Directive:
Retype all the records with nothing changed.
>> BEGIN
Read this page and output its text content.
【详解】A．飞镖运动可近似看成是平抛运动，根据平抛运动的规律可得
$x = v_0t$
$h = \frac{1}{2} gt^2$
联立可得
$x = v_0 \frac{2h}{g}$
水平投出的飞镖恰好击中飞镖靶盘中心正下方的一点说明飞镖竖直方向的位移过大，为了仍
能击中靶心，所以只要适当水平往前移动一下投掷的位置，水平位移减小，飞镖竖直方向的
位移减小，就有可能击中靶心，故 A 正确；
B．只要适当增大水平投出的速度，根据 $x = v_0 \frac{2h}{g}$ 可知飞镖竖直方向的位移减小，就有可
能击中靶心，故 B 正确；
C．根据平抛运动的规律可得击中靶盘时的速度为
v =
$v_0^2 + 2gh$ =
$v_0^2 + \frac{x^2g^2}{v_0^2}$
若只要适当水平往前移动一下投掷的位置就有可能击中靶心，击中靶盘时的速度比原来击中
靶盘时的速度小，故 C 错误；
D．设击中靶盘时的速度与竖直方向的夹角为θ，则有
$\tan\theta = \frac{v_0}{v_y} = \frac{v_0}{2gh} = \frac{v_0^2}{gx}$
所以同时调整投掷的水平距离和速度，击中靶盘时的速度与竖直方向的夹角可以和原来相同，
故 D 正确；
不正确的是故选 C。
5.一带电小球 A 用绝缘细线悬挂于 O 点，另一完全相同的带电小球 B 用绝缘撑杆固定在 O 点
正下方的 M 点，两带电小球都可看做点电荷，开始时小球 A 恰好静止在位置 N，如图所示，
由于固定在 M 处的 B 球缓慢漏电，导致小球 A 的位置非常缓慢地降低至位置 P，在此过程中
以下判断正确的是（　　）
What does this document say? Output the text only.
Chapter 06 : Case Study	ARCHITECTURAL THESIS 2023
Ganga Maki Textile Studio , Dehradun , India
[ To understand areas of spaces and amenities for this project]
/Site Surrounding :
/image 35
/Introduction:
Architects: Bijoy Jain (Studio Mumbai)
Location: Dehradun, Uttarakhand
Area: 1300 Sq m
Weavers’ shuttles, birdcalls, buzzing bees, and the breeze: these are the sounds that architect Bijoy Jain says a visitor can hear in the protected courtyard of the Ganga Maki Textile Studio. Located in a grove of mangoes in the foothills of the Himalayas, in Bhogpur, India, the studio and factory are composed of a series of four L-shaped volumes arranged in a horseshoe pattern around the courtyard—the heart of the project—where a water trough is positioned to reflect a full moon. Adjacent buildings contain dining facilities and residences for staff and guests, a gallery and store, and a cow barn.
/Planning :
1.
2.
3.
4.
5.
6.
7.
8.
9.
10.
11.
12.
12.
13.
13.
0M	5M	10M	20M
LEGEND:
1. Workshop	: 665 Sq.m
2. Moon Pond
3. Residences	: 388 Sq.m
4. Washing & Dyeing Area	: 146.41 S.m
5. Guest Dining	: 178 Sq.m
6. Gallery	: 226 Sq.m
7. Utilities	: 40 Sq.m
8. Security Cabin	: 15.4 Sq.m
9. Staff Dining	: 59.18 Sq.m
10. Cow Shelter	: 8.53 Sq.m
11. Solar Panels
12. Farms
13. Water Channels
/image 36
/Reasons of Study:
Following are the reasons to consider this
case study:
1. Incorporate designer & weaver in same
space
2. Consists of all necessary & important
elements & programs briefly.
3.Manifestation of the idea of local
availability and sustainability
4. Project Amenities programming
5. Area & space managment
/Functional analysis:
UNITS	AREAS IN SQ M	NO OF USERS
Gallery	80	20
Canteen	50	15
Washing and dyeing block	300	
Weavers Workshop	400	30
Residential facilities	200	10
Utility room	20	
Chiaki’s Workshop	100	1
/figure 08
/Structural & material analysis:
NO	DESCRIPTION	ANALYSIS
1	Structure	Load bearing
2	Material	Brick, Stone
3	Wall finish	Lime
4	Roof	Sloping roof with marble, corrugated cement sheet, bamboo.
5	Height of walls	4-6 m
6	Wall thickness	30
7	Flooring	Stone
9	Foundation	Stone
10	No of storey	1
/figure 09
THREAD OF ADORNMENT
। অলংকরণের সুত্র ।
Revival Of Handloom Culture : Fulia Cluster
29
>> END
Complete answer:
Read this page and output its text content.
【详解】A．飞镖运动可近似看成是平抛运动，根据平抛运动的规律可得
$x = v_0t$
$h = \frac{1}{2} gt^2$
联立可得
$x = v_0 \frac{2h}{g}$
水平投出的飞镖恰好击中飞镖靶盘中心正下方的一点说明飞镖竖直方向的位移过大，为了仍
能击中靶心，所以只要适当水平往前移动一下投掷的位置，水平位移减小，飞镖竖直方向的
位移减小，就有可能击中靶心，故 A 正确；
B．只要适当增大水平投出的速度，根据 $x = v_0 \frac{2h}{g}$ 可知飞镖竖直方向的位移减小，就有可
能击中靶心，故 B 正确；
C．根据平抛运动的规律可得击中靶盘时的速度为
v =
$v_0^2 + 2gh$ =
$v_0^2 + \frac{x^2g^2}{v_0^2}$
若只要适当水平往前移动一下投掷的位置就有可能击中靶心，击中靶盘时的速度比原来击中
靶盘时的速度小，故 C 错误；
D．设击中靶盘时的速度与竖直方向的夹角为θ，则有
$\tan\theta = \frac{v_0}{v_y} = \frac{v_0}{2gh} = \frac{v_0^2}{gx}$
所以同时调整投掷的水平距离和速度，击中靶盘时的速度与竖直方向的夹角可以和原来相同，
故 D 正确；
不正确的是故选 C。
5.一带电小球 A 用绝缘细线悬挂于 O 点，另一完全相同的带电小球 B 用绝缘撑杆固定在 O 点
正下方的 M 点，两带电小球都可看做点电荷，开始时小球 A 恰好静止在位置 N，如图所示，
由于固定在 M 处的 B 球缓慢漏电，导致小球 A 的位置非常缓慢地降低至位置 P，在此过程中
以下判断正确的是（　　）
What does this document say? Output the text only.
Chapter 06 : Case Study	ARCHITECTURAL THESIS 2023
Ganga Maki Textile Studio , Dehradun , India
[ To understand areas of spaces and amenities for this project]
/Site Surrounding :
/image 35
/Introduction:
Architects: Bijoy Jain (Studio Mumbai)
Location: Dehradun, Uttarakhand
Area: 1300 Sq m
Weavers’ shuttles, birdcalls, buzzing bees, and the breeze: these are the sounds that architect Bijoy Jain says a visitor can hear in the protected courtyard of the Ganga Maki Textile Studio. Located in a grove of mangoes in the foothills of the Himalayas, in Bhogpur, India, the studio and factory are composed of a series of four L-shaped volumes arranged in a horseshoe pattern around the courtyard—the heart of the project—where a water trough is positioned to reflect a full moon. Adjacent buildings contain dining facilities and residences for staff and guests, a gallery and store, and a cow barn.
/Planning :
1.
2.
3.
4.
5.
6.
7.
8.
9.
10.
11.
12.
12.
13.
13.
0M	5M	10M	20M
LEGEND:
1. Workshop	: 665 Sq.m
2. Moon Pond
3. Residences	: 388 Sq.m
4. Washing & Dyeing Area	: 146.41 S.m
5. Guest Dining	: 178 Sq.m
6. Gallery	: 226 Sq.m
7. Utilities	: 40 Sq.m
8. Security Cabin	: 15.4 Sq.m
9. Staff Dining	: 59.18 Sq.m
10. Cow Shelter	: 8.53 Sq.m
11. Solar Panels
12. Farms
13. Water Channels
/image 36
/Reasons of Study:
Following are the reasons to consider this
case study:
1. Incorporate designer & weaver in same
space
2. Consists of all necessary & important
elements & programs briefly.
3.Manifestation of the idea of local
availability and sustainability
4. Project Amenities programming
5. Area & space managment
/Functional analysis:
UNITS	AREAS IN SQ M	NO OF USERS
Gallery	80	20
Canteen	50	15
Washing and dyeing block	300	
Weavers Workshop	400	30
Residential facilities	200	10
Utility room	20	
Chiaki’s Workshop	100	1
/figure 08
/Structural & material analysis:
NO	DESCRIPTION	ANALYSIS
1	Structure	Load bearing
2	Material	Brick, Stone
3	Wall finish	Lime
4	Roof	Sloping roof with marble, corrugated cement sheet, bamboo.
5	Height of walls	4-6 m
6	Wall thickness	30
7	Flooring	Stone
9	Foundation	Stone
10	No of storey	1
/figure 09
THREAD OF ADORNMENT
। অলংকরণের সুত্র ।
Revival Of Handloom Culture : Fulia Cluster
29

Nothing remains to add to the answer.